### [Records excerpted from a collection]

------------------------------------

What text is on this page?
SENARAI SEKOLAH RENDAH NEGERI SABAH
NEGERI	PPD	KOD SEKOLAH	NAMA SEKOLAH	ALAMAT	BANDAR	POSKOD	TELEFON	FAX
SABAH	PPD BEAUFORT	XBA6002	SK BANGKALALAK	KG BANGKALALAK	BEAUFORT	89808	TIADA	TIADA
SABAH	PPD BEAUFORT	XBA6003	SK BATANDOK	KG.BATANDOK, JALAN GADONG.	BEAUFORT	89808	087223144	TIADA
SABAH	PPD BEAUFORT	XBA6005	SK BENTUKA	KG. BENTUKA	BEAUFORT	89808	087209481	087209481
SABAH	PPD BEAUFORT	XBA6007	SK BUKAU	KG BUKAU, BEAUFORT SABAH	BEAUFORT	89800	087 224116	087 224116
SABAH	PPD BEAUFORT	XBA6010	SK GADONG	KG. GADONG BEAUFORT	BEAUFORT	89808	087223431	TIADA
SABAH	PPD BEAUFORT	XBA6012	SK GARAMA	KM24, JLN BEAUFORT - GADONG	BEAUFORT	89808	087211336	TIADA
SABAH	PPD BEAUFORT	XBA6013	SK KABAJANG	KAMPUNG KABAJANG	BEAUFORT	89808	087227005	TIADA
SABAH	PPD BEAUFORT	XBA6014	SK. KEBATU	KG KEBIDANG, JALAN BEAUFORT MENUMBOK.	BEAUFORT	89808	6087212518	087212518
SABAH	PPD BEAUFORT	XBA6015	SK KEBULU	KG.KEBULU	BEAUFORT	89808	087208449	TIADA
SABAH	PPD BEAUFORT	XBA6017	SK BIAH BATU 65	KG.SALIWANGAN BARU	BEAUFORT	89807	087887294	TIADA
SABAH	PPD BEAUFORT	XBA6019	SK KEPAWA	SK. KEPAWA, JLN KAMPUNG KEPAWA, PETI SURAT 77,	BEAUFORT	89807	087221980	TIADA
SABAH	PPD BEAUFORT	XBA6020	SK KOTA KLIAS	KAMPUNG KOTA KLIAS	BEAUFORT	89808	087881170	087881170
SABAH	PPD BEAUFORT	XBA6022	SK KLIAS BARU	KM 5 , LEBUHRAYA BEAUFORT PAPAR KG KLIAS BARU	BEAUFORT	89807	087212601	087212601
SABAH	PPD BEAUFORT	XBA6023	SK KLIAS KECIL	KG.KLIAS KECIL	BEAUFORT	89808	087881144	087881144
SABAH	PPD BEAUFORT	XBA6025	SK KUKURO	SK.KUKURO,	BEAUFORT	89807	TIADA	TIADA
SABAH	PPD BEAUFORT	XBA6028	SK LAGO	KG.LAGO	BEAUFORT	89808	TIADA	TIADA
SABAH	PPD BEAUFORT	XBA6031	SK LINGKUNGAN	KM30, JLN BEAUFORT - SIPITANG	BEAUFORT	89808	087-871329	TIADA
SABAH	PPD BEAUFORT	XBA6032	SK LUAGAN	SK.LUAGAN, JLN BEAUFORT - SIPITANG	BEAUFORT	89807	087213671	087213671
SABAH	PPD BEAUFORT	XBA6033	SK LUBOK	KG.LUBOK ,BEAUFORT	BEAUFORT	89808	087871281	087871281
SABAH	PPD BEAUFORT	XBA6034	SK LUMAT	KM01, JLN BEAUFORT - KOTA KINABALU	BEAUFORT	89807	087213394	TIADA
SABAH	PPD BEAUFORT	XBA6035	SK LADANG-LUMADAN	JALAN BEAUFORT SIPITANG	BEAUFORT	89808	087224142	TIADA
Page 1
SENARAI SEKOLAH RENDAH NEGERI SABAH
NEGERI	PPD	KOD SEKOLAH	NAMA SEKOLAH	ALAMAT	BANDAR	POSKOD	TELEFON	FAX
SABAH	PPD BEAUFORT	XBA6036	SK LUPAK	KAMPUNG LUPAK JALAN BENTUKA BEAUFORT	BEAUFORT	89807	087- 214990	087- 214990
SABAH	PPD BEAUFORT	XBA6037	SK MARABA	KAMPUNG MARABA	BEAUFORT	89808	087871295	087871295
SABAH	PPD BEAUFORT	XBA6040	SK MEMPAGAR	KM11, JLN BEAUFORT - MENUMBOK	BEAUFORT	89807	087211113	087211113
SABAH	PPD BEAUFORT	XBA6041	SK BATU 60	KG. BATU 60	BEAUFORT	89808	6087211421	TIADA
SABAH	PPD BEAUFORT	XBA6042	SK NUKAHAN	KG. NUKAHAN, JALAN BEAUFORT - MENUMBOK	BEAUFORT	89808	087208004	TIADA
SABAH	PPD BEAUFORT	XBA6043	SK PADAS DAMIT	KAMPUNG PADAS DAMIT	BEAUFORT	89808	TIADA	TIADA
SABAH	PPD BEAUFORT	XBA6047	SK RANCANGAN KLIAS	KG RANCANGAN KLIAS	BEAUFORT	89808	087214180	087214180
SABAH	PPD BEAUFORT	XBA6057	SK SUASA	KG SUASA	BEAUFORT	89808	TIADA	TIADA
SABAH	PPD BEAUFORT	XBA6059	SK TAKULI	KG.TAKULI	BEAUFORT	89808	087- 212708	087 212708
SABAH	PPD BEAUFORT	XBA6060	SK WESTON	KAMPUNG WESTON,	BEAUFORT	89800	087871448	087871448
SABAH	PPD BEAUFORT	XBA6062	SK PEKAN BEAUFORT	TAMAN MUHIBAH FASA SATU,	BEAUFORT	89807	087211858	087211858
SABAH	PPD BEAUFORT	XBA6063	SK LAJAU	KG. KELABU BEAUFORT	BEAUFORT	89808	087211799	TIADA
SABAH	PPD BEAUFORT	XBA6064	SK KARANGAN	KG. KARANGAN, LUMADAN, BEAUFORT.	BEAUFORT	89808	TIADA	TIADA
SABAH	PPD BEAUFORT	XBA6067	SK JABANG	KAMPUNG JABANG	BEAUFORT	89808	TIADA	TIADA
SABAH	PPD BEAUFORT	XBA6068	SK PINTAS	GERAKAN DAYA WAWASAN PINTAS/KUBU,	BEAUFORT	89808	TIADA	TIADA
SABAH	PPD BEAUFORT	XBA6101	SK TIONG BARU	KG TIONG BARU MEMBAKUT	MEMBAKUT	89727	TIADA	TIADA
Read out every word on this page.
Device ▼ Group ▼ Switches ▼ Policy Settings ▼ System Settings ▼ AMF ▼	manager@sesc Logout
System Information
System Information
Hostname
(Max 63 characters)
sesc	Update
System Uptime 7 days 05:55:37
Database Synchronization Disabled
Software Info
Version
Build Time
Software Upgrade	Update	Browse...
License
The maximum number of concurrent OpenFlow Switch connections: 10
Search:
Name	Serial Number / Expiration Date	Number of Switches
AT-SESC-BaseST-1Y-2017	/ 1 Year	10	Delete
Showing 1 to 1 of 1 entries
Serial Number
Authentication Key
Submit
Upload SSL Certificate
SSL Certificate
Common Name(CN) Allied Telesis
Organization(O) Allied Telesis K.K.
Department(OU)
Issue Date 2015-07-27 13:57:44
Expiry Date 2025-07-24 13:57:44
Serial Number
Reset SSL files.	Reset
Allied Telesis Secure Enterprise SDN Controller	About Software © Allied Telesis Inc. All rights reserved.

------------------------------------

### [EXERCISE INSTRUCTIONS]
Repeat the records above exactly, leaving none out.

### [ANSWER]
What text is on this page?
SENARAI SEKOLAH RENDAH NEGERI SABAH
NEGERI	PPD	KOD SEKOLAH	NAMA SEKOLAH	ALAMAT	BANDAR	POSKOD	TELEFON	FAX
SABAH	PPD BEAUFORT	XBA6002	SK BANGKALALAK	KG BANGKALALAK	BEAUFORT	89808	TIADA	TIADA
SABAH	PPD BEAUFORT	XBA6003	SK BATANDOK	KG.BATANDOK, JALAN GADONG.	BEAUFORT	89808	087223144	TIADA
SABAH	PPD BEAUFORT	XBA6005	SK BENTUKA	KG. BENTUKA	BEAUFORT	89808	087209481	087209481
SABAH	PPD BEAUFORT	XBA6007	SK BUKAU	KG BUKAU, BEAUFORT SABAH	BEAUFORT	89800	087 224116	087 224116
SABAH	PPD BEAUFORT	XBA6010	SK GADONG	KG. GADONG BEAUFORT	BEAUFORT	89808	087223431	TIADA
SABAH	PPD BEAUFORT	XBA6012	SK GARAMA	KM24, JLN BEAUFORT - GADONG	BEAUFORT	89808	087211336	TIADA
SABAH	PPD BEAUFORT	XBA6013	SK KABAJANG	KAMPUNG KABAJANG	BEAUFORT	89808	087227005	TIADA
SABAH	PPD BEAUFORT	XBA6014	SK. KEBATU	KG KEBIDANG, JALAN BEAUFORT MENUMBOK.	BEAUFORT	89808	6087212518	087212518
SABAH	PPD BEAUFORT	XBA6015	SK KEBULU	KG.KEBULU	BEAUFORT	89808	087208449	TIADA
SABAH	PPD BEAUFORT	XBA6017	SK BIAH BATU 65	KG.SALIWANGAN BARU	BEAUFORT	89807	087887294	TIADA
SABAH	PPD BEAUFORT	XBA6019	SK KEPAWA	SK. KEPAWA, JLN KAMPUNG KEPAWA, PETI SURAT 77,	BEAUFORT	89807	087221980	TIADA
SABAH	PPD BEAUFORT	XBA6020	SK KOTA KLIAS	KAMPUNG KOTA KLIAS	BEAUFORT	89808	087881170	087881170
SABAH	PPD BEAUFORT	XBA6022	SK KLIAS BARU	KM 5 , LEBUHRAYA BEAUFORT PAPAR KG KLIAS BARU	BEAUFORT	89807	087212601	087212601
SABAH	PPD BEAUFORT	XBA6023	SK KLIAS KECIL	KG.KLIAS KECIL	BEAUFORT	89808	087881144	087881144
SABAH	PPD BEAUFORT	XBA6025	SK KUKURO	SK.KUKURO,	BEAUFORT	89807	TIADA	TIADA
SABAH	PPD BEAUFORT	XBA6028	SK LAGO	KG.LAGO	BEAUFORT	89808	TIADA	TIADA
SABAH	PPD BEAUFORT	XBA6031	SK LINGKUNGAN	KM30, JLN BEAUFORT - SIPITANG	BEAUFORT	89808	087-871329	TIADA
SABAH	PPD BEAUFORT	XBA6032	SK LUAGAN	SK.LUAGAN, JLN BEAUFORT - SIPITANG	BEAUFORT	89807	087213671	087213671
SABAH	PPD BEAUFORT	XBA6033	SK LUBOK	KG.LUBOK ,BEAUFORT	BEAUFORT	89808	087871281	087871281
SABAH	PPD BEAUFORT	XBA6034	SK LUMAT	KM01, JLN BEAUFORT - KOTA KINABALU	BEAUFORT	89807	087213394	TIADA
SABAH	PPD BEAUFORT	XBA6035	SK LADANG-LUMADAN	JALAN BEAUFORT SIPITANG	BEAUFORT	89808	087224142	TIADA
Page 1
SENARAI SEKOLAH RENDAH NEGERI SABAH
NEGERI	PPD	KOD SEKOLAH	NAMA SEKOLAH	ALAMAT	BANDAR	POSKOD	TELEFON	FAX
SABAH	PPD BEAUFORT	XBA6036	SK LUPAK	KAMPUNG LUPAK JALAN BENTUKA BEAUFORT	BEAUFORT	89807	087- 214990	087- 214990
SABAH	PPD BEAUFORT	XBA6037	SK MARABA	KAMPUNG MARABA	BEAUFORT	89808	087871295	087871295
SABAH	PPD BEAUFORT	XBA6040	SK MEMPAGAR	KM11, JLN BEAUFORT - MENUMBOK	BEAUFORT	89807	087211113	087211113
SABAH	PPD BEAUFORT	XBA6041	SK BATU 60	KG. BATU 60	BEAUFORT	89808	6087211421	TIADA
SABAH	PPD BEAUFORT	XBA6042	SK NUKAHAN	KG. NUKAHAN, JALAN BEAUFORT - MENUMBOK	BEAUFORT	89808	087208004	TIADA
SABAH	PPD BEAUFORT	XBA6043	SK PADAS DAMIT	KAMPUNG PADAS DAMIT	BEAUFORT	89808	TIADA	TIADA
SABAH	PPD BEAUFORT	XBA6047	SK RANCANGAN KLIAS	KG RANCANGAN KLIAS	BEAUFORT	89808	087214180	087214180
SABAH	PPD BEAUFORT	XBA6057	SK SUASA	KG SUASA	BEAUFORT	89808	TIADA	TIADA
SABAH	PPD BEAUFORT	XBA6059	SK TAKULI	KG.TAKULI	BEAUFORT	89808	087- 212708	087 212708
SABAH	PPD BEAUFORT	XBA6060	SK WESTON	KAMPUNG WESTON,	BEAUFORT	89800	087871448	087871448
SABAH	PPD BEAUFORT	XBA6062	SK PEKAN BEAUFORT	TAMAN MUHIBAH FASA SATU,	BEAUFORT	89807	087211858	087211858
SABAH	PPD BEAUFORT	XBA6063	SK LAJAU	KG. KELABU BEAUFORT	BEAUFORT	89808	087211799	TIADA
SABAH	PPD BEAUFORT	XBA6064	SK KARANGAN	KG. KARANGAN, LUMADAN, BEAUFORT.	BEAUFORT	89808	TIADA	TIADA
SABAH	PPD BEAUFORT	XBA6067	SK JABANG	KAMPUNG JABANG	BEAUFORT	89808	TIADA	TIADA
SABAH	PPD BEAUFORT	XBA6068	SK PINTAS	GERAKAN DAYA WAWASAN PINTAS/KUBU,	BEAUFORT	89808	TIADA	TIADA
SABAH	PPD BEAUFORT	XBA6101	SK TIONG BARU	KG TIONG BARU MEMBAKUT	MEMBAKUT	89727	TIADA	TIADA
Read out every word on this page.
Device ▼ Group ▼ Switches ▼ Policy Settings ▼ System Settings ▼ AMF ▼	manager@sesc Logout
System Information
System Information
Hostname
(Max 63 characters)
sesc	Update
System Uptime 7 days 05:55:37
Database Synchronization Disabled
Software Info
Version
Build Time
Software Upgrade	Update	Browse...
License
The maximum number of concurrent OpenFlow Switch connections: 10
Search:
Name	Serial Number / Expiration Date	Number of Switches
AT-SESC-BaseST-1Y-2017	/ 1 Year	10	Delete
Showing 1 to 1 of 1 entries
Serial Number
Authentication Key
Submit
Upload SSL Certificate
SSL Certificate
Common Name(CN) Allied Telesis
Organization(O) Allied Telesis K.K.
Department(OU)
Issue Date 2015-07-27 13:57:44
Expiry Date 2025-07-24 13:57:44
Serial Number
Reset SSL files.	Reset
Allied Telesis Secure Enterprise SDN Controller	About Software © Allied Telesis Inc. All rights reserved.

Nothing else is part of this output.